## Task description
Nothing in the records may be left out or altered; reproduce them all exactly.

## Source records
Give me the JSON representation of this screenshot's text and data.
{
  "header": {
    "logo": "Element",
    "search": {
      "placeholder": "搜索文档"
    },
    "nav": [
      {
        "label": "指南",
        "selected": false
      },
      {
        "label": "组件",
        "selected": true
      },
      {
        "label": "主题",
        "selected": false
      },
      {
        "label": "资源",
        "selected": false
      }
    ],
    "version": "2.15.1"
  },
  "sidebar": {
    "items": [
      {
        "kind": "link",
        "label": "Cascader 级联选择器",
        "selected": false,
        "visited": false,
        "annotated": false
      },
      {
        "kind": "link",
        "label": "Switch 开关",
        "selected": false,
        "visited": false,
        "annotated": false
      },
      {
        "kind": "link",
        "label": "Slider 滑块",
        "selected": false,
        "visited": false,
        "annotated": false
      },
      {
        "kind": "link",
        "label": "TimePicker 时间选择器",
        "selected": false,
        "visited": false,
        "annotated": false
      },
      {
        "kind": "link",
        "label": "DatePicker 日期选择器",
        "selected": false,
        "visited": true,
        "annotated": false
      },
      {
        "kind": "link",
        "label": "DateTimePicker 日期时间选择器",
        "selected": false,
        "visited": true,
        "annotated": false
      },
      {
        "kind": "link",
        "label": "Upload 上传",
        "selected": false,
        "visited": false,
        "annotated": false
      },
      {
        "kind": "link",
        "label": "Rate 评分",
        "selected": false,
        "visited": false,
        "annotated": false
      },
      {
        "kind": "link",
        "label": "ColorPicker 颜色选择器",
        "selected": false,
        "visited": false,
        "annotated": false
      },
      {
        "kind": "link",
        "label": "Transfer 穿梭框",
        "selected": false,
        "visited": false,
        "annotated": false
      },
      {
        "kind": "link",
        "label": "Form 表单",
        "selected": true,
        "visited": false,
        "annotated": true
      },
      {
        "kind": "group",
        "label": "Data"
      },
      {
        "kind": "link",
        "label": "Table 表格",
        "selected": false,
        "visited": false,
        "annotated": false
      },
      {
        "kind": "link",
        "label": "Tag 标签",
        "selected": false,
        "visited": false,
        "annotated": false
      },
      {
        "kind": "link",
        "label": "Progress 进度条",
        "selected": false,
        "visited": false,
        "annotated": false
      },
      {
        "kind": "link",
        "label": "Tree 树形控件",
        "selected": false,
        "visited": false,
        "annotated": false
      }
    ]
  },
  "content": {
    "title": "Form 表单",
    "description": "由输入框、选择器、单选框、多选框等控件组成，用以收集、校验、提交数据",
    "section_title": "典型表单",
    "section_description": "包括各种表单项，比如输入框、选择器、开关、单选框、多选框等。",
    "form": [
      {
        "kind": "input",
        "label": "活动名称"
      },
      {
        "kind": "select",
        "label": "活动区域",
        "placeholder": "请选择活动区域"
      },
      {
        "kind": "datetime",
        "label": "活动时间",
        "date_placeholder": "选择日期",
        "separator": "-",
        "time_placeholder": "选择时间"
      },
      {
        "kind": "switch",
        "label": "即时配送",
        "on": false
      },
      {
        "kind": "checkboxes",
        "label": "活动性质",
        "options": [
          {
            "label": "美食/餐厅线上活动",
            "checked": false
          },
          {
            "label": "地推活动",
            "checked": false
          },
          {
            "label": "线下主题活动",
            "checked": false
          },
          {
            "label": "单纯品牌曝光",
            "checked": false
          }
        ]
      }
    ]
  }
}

## Final result
Give me the JSON representation of this screenshot's text and data.
{
  "header": {
    "logo": "Element",
    "search": {
      "placeholder": "搜索文档"
    },
    "nav": [
      {
        "label": "指南",
        "selected": false
      },
      {
        "label": "组件",
        "selected": true
      },
      {
        "label": "主题",
        "selected": false
      },
      {
        "label": "资源",
        "selected": false
      }
    ],
    "version": "2.15.1"
  },
  "sidebar": {
    "items": [
      {
        "kind": "link",
        "label": "Cascader 级联选择器",
        "selected": false,
        "visited": false,
        "annotated": false
      },
      {
        "kind": "link",
        "label": "Switch 开关",
        "selected": false,
        "visited": false,
        "annotated": false
      },
      {
        "kind": "link",
        "label": "Slider 滑块",
        "selected": false,
        "visited": false,
        "annotated": false
      },
      {
        "kind": "link",
        "label": "TimePicker 时间选择器",
        "selected": false,
        "visited": false,
        "annotated": false
      },
      {
        "kind": "link",
        "label": "DatePicker 日期选择器",
        "selected": false,
        "visited": true,
        "annotated": false
      },
      {
        "kind": "link",
        "label": "DateTimePicker 日期时间选择器",
        "selected": false,
        "visited": true,
        "annotated": false
      },
      {
        "kind": "link",
        "label": "Upload 上传",
        "selected": false,
        "visited": false,
        "annotated": false
      },
      {
        "kind": "link",
        "label": "Rate 评分",
        "selected": false,
        "visited": false,
        "annotated": false
      },
      {
        "kind": "link",
        "label": "ColorPicker 颜色选择器",
        "selected": false,
        "visited": false,
        "annotated": false
      },
      {
        "kind": "link",
        "label": "Transfer 穿梭框",
        "selected": false,
        "visited": false,
        "annotated": false
      },
      {
        "kind": "link",
        "label": "Form 表单",
        "selected": true,
        "visited": false,
        "annotated": true
      },
      {
        "kind": "group",
        "label": "Data"
      },
      {
        "kind": "link",
        "label": "Table 表格",
        "selected": false,
        "visited": false,
        "annotated": false
      },
      {
        "kind": "link",
        "label": "Tag 标签",
        "selected": false,
        "visited": false,
        "annotated": false
      },
      {
        "kind": "link",
        "label": "Progress 进度条",
        "selected": false,
        "visited": false,
        "annotated": false
      },
      {
        "kind": "link",
        "label": "Tree 树形控件",
        "selected": false,
        "visited": false,
        "annotated": false
      }
    ]
  },
  "content": {
    "title": "Form 表单",
    "description": "由输入框、选择器、单选框、多选框等控件组成，用以收集、校验、提交数据",
    "section_title": "典型表单",
    "section_description": "包括各种表单项，比如输入框、选择器、开关、单选框、多选框等。",
    "form": [
      {
        "kind": "input",
        "label": "活动名称"
      },
      {
        "kind": "select",
        "label": "活动区域",
        "placeholder": "请选择活动区域"
      },
      {
        "kind": "datetime",
        "label": "活动时间",
        "date_placeholder": "选择日期",
        "separator": "-",
        "time_placeholder": "选择时间"
      },
      {
        "kind": "switch",
        "label": "即时配送",
        "on": false
      },
      {
        "kind": "checkboxes",
        "label": "活动性质",
        "options": [
          {
            "label": "美食/餐厅线上活动",
            "checked": false
          },
          {
            "label": "地推活动",
            "checked": false
          },
          {
            "label": "线下主题活动",
            "checked": false
          },
          {
            "label": "单纯品牌曝光",
            "checked": false
          }
        ]
      }
    ]
  }
}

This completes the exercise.